╭─ EXERCISE INPUTS

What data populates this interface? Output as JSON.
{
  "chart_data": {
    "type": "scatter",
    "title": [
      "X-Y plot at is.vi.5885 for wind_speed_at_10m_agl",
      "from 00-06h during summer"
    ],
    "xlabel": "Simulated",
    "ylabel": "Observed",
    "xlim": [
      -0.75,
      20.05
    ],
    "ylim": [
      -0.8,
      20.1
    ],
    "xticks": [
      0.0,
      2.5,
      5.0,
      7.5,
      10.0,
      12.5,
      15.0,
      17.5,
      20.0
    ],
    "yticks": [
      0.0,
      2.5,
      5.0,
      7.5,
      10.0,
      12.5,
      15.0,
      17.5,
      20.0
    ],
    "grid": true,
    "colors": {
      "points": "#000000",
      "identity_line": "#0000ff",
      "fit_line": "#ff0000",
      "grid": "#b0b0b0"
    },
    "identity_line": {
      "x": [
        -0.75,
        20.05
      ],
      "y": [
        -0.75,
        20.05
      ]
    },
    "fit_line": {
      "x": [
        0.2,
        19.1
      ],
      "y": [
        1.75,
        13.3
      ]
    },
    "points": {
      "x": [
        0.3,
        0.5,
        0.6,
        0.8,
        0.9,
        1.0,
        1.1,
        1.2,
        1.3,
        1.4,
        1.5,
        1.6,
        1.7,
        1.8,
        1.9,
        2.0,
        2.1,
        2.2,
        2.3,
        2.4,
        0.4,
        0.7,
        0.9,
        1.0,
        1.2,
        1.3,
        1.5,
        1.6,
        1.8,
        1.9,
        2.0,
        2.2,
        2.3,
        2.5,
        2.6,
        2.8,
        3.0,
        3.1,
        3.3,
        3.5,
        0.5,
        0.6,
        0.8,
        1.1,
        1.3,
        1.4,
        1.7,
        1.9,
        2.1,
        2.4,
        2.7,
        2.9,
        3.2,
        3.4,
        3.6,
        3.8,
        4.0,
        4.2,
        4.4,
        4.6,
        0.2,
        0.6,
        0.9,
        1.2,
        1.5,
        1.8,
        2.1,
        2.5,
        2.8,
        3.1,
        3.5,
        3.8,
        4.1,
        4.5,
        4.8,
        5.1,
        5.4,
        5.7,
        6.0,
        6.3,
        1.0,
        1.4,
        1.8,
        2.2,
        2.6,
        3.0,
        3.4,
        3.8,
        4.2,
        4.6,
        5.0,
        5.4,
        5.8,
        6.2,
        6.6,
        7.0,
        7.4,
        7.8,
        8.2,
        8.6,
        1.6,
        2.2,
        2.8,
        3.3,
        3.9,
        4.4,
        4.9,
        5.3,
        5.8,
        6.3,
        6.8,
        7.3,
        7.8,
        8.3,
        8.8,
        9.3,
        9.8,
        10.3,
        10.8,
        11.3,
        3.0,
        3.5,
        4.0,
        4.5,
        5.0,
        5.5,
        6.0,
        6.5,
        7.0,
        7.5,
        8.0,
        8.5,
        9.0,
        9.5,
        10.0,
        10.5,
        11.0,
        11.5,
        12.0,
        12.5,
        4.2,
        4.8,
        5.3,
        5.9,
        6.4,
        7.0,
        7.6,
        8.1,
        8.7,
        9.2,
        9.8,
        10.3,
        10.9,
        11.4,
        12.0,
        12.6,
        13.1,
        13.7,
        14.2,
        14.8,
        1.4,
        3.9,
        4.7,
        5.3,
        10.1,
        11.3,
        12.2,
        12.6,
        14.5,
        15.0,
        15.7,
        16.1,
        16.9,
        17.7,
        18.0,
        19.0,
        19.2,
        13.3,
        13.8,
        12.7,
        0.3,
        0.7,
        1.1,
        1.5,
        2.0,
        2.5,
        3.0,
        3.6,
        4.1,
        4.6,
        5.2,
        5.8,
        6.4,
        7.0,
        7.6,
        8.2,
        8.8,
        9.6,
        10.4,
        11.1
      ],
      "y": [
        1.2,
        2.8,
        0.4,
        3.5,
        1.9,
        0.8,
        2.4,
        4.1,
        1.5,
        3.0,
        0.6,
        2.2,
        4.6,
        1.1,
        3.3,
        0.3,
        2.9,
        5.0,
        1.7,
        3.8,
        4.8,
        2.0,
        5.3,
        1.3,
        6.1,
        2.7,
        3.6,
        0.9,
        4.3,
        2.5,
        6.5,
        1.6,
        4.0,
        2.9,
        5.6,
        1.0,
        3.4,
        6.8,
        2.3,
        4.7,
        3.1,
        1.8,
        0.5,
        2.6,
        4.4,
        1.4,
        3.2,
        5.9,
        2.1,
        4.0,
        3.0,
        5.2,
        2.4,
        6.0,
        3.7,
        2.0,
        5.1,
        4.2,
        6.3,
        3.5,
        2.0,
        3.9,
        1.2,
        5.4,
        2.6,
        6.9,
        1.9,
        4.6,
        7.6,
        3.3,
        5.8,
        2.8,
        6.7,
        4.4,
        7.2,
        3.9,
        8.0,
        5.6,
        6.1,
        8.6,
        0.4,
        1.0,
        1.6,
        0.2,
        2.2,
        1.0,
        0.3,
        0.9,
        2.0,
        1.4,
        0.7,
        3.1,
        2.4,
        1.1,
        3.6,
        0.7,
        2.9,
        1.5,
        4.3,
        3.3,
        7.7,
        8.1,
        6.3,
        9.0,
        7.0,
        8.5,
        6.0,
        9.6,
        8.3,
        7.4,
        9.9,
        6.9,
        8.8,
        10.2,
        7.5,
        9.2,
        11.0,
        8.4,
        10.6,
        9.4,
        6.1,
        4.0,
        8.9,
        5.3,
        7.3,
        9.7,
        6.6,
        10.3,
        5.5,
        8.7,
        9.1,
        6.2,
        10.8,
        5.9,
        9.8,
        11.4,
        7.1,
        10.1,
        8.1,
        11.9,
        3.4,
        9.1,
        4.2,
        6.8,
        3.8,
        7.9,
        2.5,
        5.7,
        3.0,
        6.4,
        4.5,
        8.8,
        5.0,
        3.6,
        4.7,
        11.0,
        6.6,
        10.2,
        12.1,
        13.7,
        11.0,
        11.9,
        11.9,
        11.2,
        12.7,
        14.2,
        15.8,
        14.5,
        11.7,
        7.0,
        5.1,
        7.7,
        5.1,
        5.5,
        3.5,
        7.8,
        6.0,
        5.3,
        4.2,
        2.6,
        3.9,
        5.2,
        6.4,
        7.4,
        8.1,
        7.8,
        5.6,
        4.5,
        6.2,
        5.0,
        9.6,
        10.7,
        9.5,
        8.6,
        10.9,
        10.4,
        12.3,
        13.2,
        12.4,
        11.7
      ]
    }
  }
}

╰─

● DIRECTIONS: Reproduce each record exactly, leaving nothing out.

● FULL SOLUTION:
What data populates this interface? Output as JSON.
{
  "chart_data": {
    "type": "scatter",
    "title": [
      "X-Y plot at is.vi.5885 for wind_speed_at_10m_agl",
      "from 00-06h during summer"
    ],
    "xlabel": "Simulated",
    "ylabel": "Observed",
    "xlim": [
      -0.75,
      20.05
    ],
    "ylim": [
      -0.8,
      20.1
    ],
    "xticks": [
      0.0,
      2.5,
      5.0,
      7.5,
      10.0,
      12.5,
      15.0,
      17.5,
      20.0
    ],
    "yticks": [
      0.0,
      2.5,
      5.0,
      7.5,
      10.0,
      12.5,
      15.0,
      17.5,
      20.0
    ],
    "grid": true,
    "colors": {
      "points": "#000000",
      "identity_line": "#0000ff",
      "fit_line": "#ff0000",
      "grid": "#b0b0b0"
    },
    "identity_line": {
      "x": [
        -0.75,
        20.05
      ],
      "y": [
        -0.75,
        20.05
      ]
    },
    "fit_line": {
      "x": [
        0.2,
        19.1
      ],
      "y": [
        1.75,
        13.3
      ]
    },
    "points": {
      "x": [
        0.3,
        0.5,
        0.6,
        0.8,
        0.9,
        1.0,
        1.1,
        1.2,
        1.3,
        1.4,
        1.5,
        1.6,
        1.7,
        1.8,
        1.9,
        2.0,
        2.1,
        2.2,
        2.3,
        2.4,
        0.4,
        0.7,
        0.9,
        1.0,
        1.2,
        1.3,
        1.5,
        1.6,
        1.8,
        1.9,
        2.0,
        2.2,
        2.3,
        2.5,
        2.6,
        2.8,
        3.0,
        3.1,
        3.3,
        3.5,
        0.5,
        0.6,
        0.8,
        1.1,
        1.3,
        1.4,
        1.7,
        1.9,
        2.1,
        2.4,
        2.7,
        2.9,
        3.2,
        3.4,
        3.6,
        3.8,
        4.0,
        4.2,
        4.4,
        4.6,
        0.2,
        0.6,
        0.9,
        1.2,
        1.5,
        1.8,
        2.1,
        2.5,
        2.8,
        3.1,
        3.5,
        3.8,
        4.1,
        4.5,
        4.8,
        5.1,
        5.4,
        5.7,
        6.0,
        6.3,
        1.0,
        1.4,
        1.8,
        2.2,
        2.6,
        3.0,
        3.4,
        3.8,
        4.2,
        4.6,
        5.0,
        5.4,
        5.8,
        6.2,
        6.6,
        7.0,
        7.4,
        7.8,
        8.2,
        8.6,
        1.6,
        2.2,
        2.8,
        3.3,
        3.9,
        4.4,
        4.9,
        5.3,
        5.8,
        6.3,
        6.8,
        7.3,
        7.8,
        8.3,
        8.8,
        9.3,
        9.8,
        10.3,
        10.8,
        11.3,
        3.0,
        3.5,
        4.0,
        4.5,
        5.0,
        5.5,
        6.0,
        6.5,
        7.0,
        7.5,
        8.0,
        8.5,
        9.0,
        9.5,
        10.0,
        10.5,
        11.0,
        11.5,
        12.0,
        12.5,
        4.2,
        4.8,
        5.3,
        5.9,
        6.4,
        7.0,
        7.6,
        8.1,
        8.7,
        9.2,
        9.8,
        10.3,
        10.9,
        11.4,
        12.0,
        12.6,
        13.1,
        13.7,
        14.2,
        14.8,
        1.4,
        3.9,
        4.7,
        5.3,
        10.1,
        11.3,
        12.2,
        12.6,
        14.5,
        15.0,
        15.7,
        16.1,
        16.9,
        17.7,
        18.0,
        19.0,
        19.2,
        13.3,
        13.8,
        12.7,
        0.3,
        0.7,
        1.1,
        1.5,
        2.0,
        2.5,
        3.0,
        3.6,
        4.1,
        4.6,
        5.2,
        5.8,
        6.4,
        7.0,
        7.6,
        8.2,
        8.8,
        9.6,
        10.4,
        11.1
      ],
      "y": [
        1.2,
        2.8,
        0.4,
        3.5,
        1.9,
        0.8,
        2.4,
        4.1,
        1.5,
        3.0,
        0.6,
        2.2,
        4.6,
        1.1,
        3.3,
        0.3,
        2.9,
        5.0,
        1.7,
        3.8,
        4.8,
        2.0,
        5.3,
        1.3,
        6.1,
        2.7,
        3.6,
        0.9,
        4.3,
        2.5,
        6.5,
        1.6,
        4.0,
        2.9,
        5.6,
        1.0,
        3.4,
        6.8,
        2.3,
        4.7,
        3.1,
        1.8,
        0.5,
        2.6,
        4.4,
        1.4,
        3.2,
        5.9,
        2.1,
        4.0,
        3.0,
        5.2,
        2.4,
        6.0,
        3.7,
        2.0,
        5.1,
        4.2,
        6.3,
        3.5,
        2.0,
        3.9,
        1.2,
        5.4,
        2.6,
        6.9,
        1.9,
        4.6,
        7.6,
        3.3,
        5.8,
        2.8,
        6.7,
        4.4,
        7.2,
        3.9,
        8.0,
        5.6,
        6.1,
        8.6,
        0.4,
        1.0,
        1.6,
        0.2,
        2.2,
        1.0,
        0.3,
        0.9,
        2.0,
        1.4,
        0.7,
        3.1,
        2.4,
        1.1,
        3.6,
        0.7,
        2.9,
        1.5,
        4.3,
        3.3,
        7.7,
        8.1,
        6.3,
        9.0,
        7.0,
        8.5,
        6.0,
        9.6,
        8.3,
        7.4,
        9.9,
        6.9,
        8.8,
        10.2,
        7.5,
        9.2,
        11.0,
        8.4,
        10.6,
        9.4,
        6.1,
        4.0,
        8.9,
        5.3,
        7.3,
        9.7,
        6.6,
        10.3,
        5.5,
        8.7,
        9.1,
        6.2,
        10.8,
        5.9,
        9.8,
        11.4,
        7.1,
        10.1,
        8.1,
        11.9,
        3.4,
        9.1,
        4.2,
        6.8,
        3.8,
        7.9,
        2.5,
        5.7,
        3.0,
        6.4,
        4.5,
        8.8,
        5.0,
        3.6,
        4.7,
        11.0,
        6.6,
        10.2,
        12.1,
        13.7,
        11.0,
        11.9,
        11.9,
        11.2,
        12.7,
        14.2,
        15.8,
        14.5,
        11.7,
        7.0,
        5.1,
        7.7,
        5.1,
        5.5,
        3.5,
        7.8,
        6.0,
        5.3,
        4.2,
        2.6,
        3.9,
        5.2,
        6.4,
        7.4,
        8.1,
        7.8,
        5.6,
        4.5,
        6.2,
        5.0,
        9.6,
        10.7,
        9.5,
        8.6,
        10.9,
        10.4,
        12.3,
        13.2,
        12.4,
        11.7
      ]
    }
  }
}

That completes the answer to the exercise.